**Exercise description**
Each entry below should be echoed exactly, with pictures omitted.

**Working data**
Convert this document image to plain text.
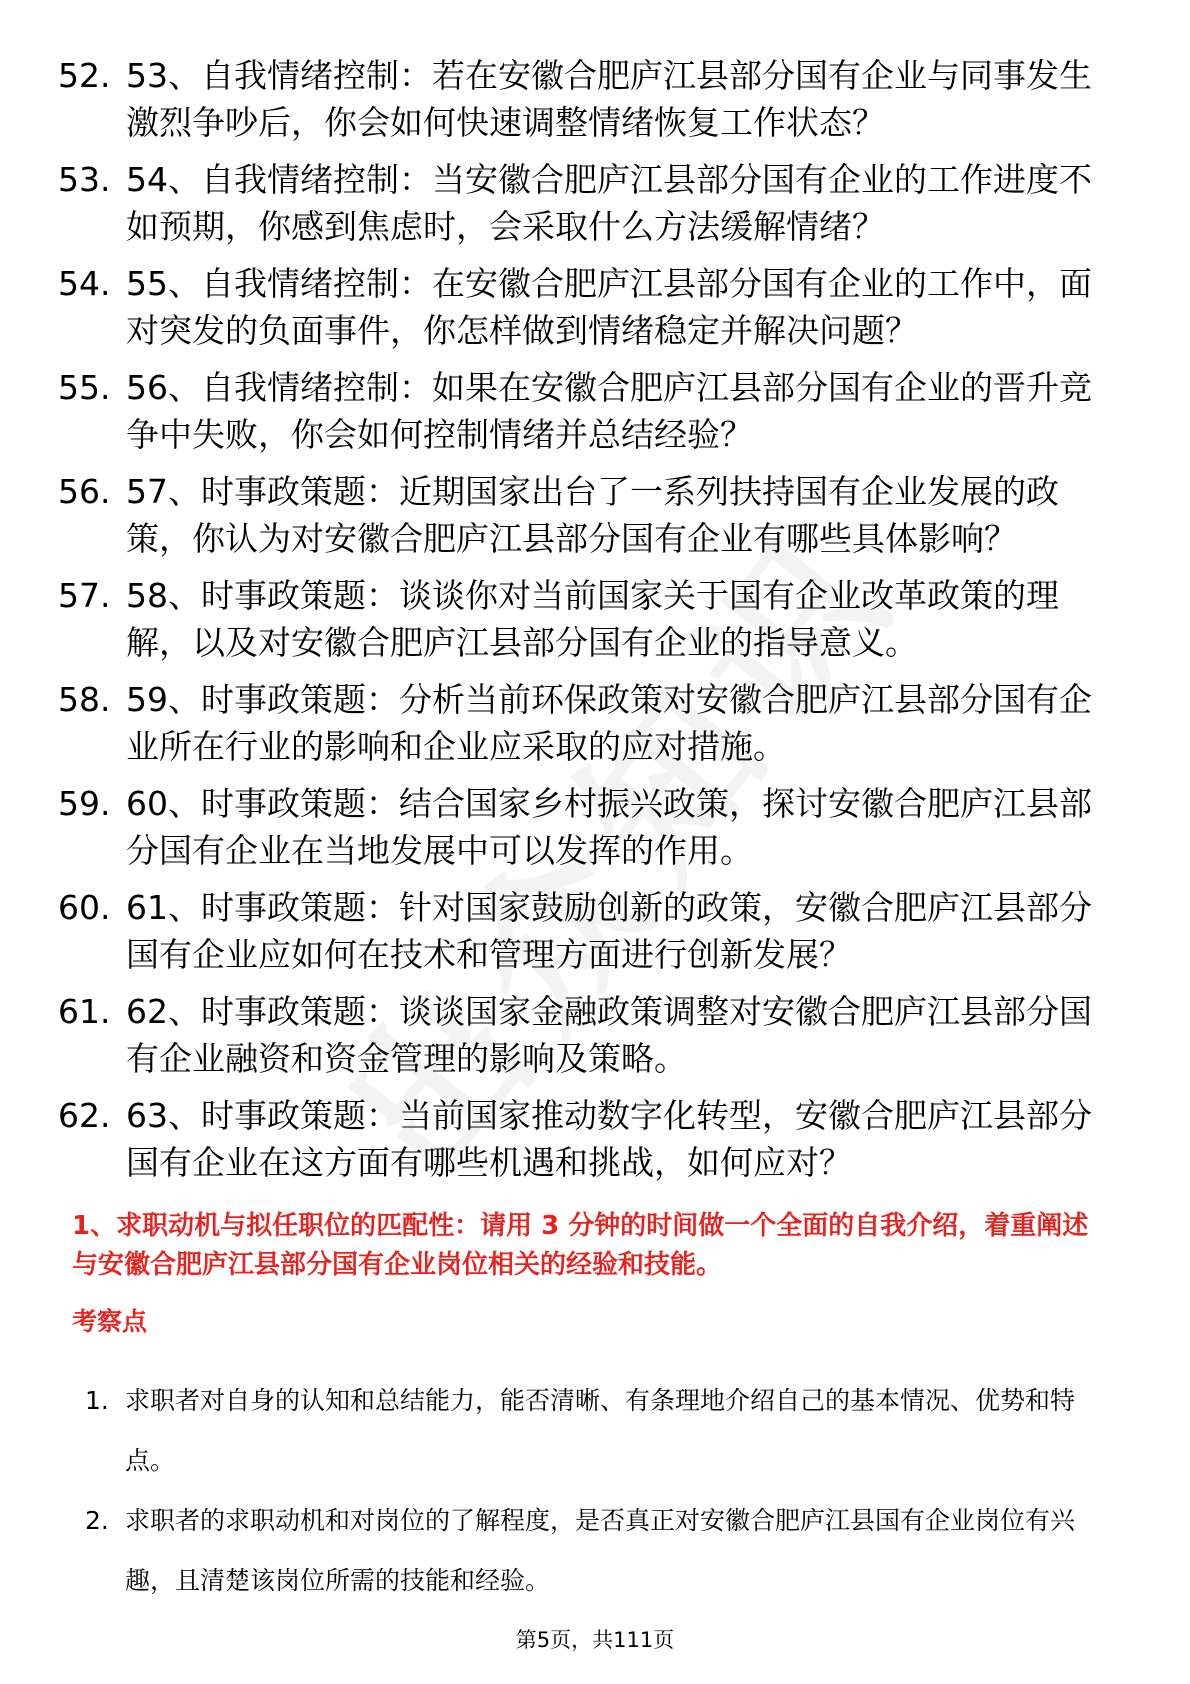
52. 53、自我情绪控制：若在安徽合肥庐江县部分国有企业与同事发生激烈争吵后，你会如何快速调整情绪恢复工作状态？
53. 54、自我情绪控制：当安徽合肥庐江县部分国有企业的工作进度不如预期，你感到焦虑时，会采取什么方法缓解情绪？
54. 55、自我情绪控制：在安徽合肥庐江县部分国有企业的工作中，面对突发的负面事件，你怎样做到情绪稳定并解决问题？
55. 56、自我情绪控制：如果在安徽合肥庐江县部分国有企业的晋升竞争中失败，你会如何控制情绪并总结经验？
56. 57、时事政策题：近期国家出台了一系列扶持国有企业发展的政策，你认为对安徽合肥庐江县部分国有企业有哪些具体影响？
57. 58、时事政策题：谈谈你对当前国家关于国有企业改革政策的理解，以及对安徽合肥庐江县部分国有企业的指导意义。
58. 59、时事政策题：分析当前环保政策对安徽合肥庐江县部分国有企业所在行业的影响和企业应采取的应对措施。
59. 60、时事政策题：结合国家乡村振兴政策，探讨安徽合肥庐江县部分国有企业在当地发展中可以发挥的作用。
60. 61、时事政策题：针对国家鼓励创新的政策，安徽合肥庐江县部分国有企业应如何在技术和管理方面进行创新发展？
61. 62、时事政策题：谈谈国家金融政策调整对安徽合肥庐江县部分国有企业融资和资金管理的影响及策略。
62. 63、时事政策题：当前国家推动数字化转型，安徽合肥庐江县部分国有企业在这方面有哪些机遇和挑战，如何应对？
1、求职动机与拟任职位的匹配性：请用 3 分钟的时间做一个全面的自我介绍，着重阐述与安徽合肥庐江县部分国有企业岗位相关的经验和技能。
考察点
1. 求职者对自身的认知和总结能力，能否清晰、有条理地介绍自己的基本情况、优势和特点。
2. 求职者的求职动机和对岗位的了解程度，是否真正对安徽合肥庐江县国有企业岗位有兴趣，且清楚该岗位所需的技能和经验。
第5页，共111页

**Answer to this task**
Convert this document image to plain text.
52. 53、自我情绪控制：若在安徽合肥庐江县部分国有企业与同事发生激烈争吵后，你会如何快速调整情绪恢复工作状态？
53. 54、自我情绪控制：当安徽合肥庐江县部分国有企业的工作进度不如预期，你感到焦虑时，会采取什么方法缓解情绪？
54. 55、自我情绪控制：在安徽合肥庐江县部分国有企业的工作中，面对突发的负面事件，你怎样做到情绪稳定并解决问题？
55. 56、自我情绪控制：如果在安徽合肥庐江县部分国有企业的晋升竞争中失败，你会如何控制情绪并总结经验？
56. 57、时事政策题：近期国家出台了一系列扶持国有企业发展的政策，你认为对安徽合肥庐江县部分国有企业有哪些具体影响？
57. 58、时事政策题：谈谈你对当前国家关于国有企业改革政策的理解，以及对安徽合肥庐江县部分国有企业的指导意义。
58. 59、时事政策题：分析当前环保政策对安徽合肥庐江县部分国有企业所在行业的影响和企业应采取的应对措施。
59. 60、时事政策题：结合国家乡村振兴政策，探讨安徽合肥庐江县部分国有企业在当地发展中可以发挥的作用。
60. 61、时事政策题：针对国家鼓励创新的政策，安徽合肥庐江县部分国有企业应如何在技术和管理方面进行创新发展？
61. 62、时事政策题：谈谈国家金融政策调整对安徽合肥庐江县部分国有企业融资和资金管理的影响及策略。
62. 63、时事政策题：当前国家推动数字化转型，安徽合肥庐江县部分国有企业在这方面有哪些机遇和挑战，如何应对？
1、求职动机与拟任职位的匹配性：请用 3 分钟的时间做一个全面的自我介绍，着重阐述与安徽合肥庐江县部分国有企业岗位相关的经验和技能。
考察点
1. 求职者对自身的认知和总结能力，能否清晰、有条理地介绍自己的基本情况、优势和特点。
2. 求职者的求职动机和对岗位的了解程度，是否真正对安徽合肥庐江县国有企业岗位有兴趣，且清楚该岗位所需的技能和经验。
第5页，共111页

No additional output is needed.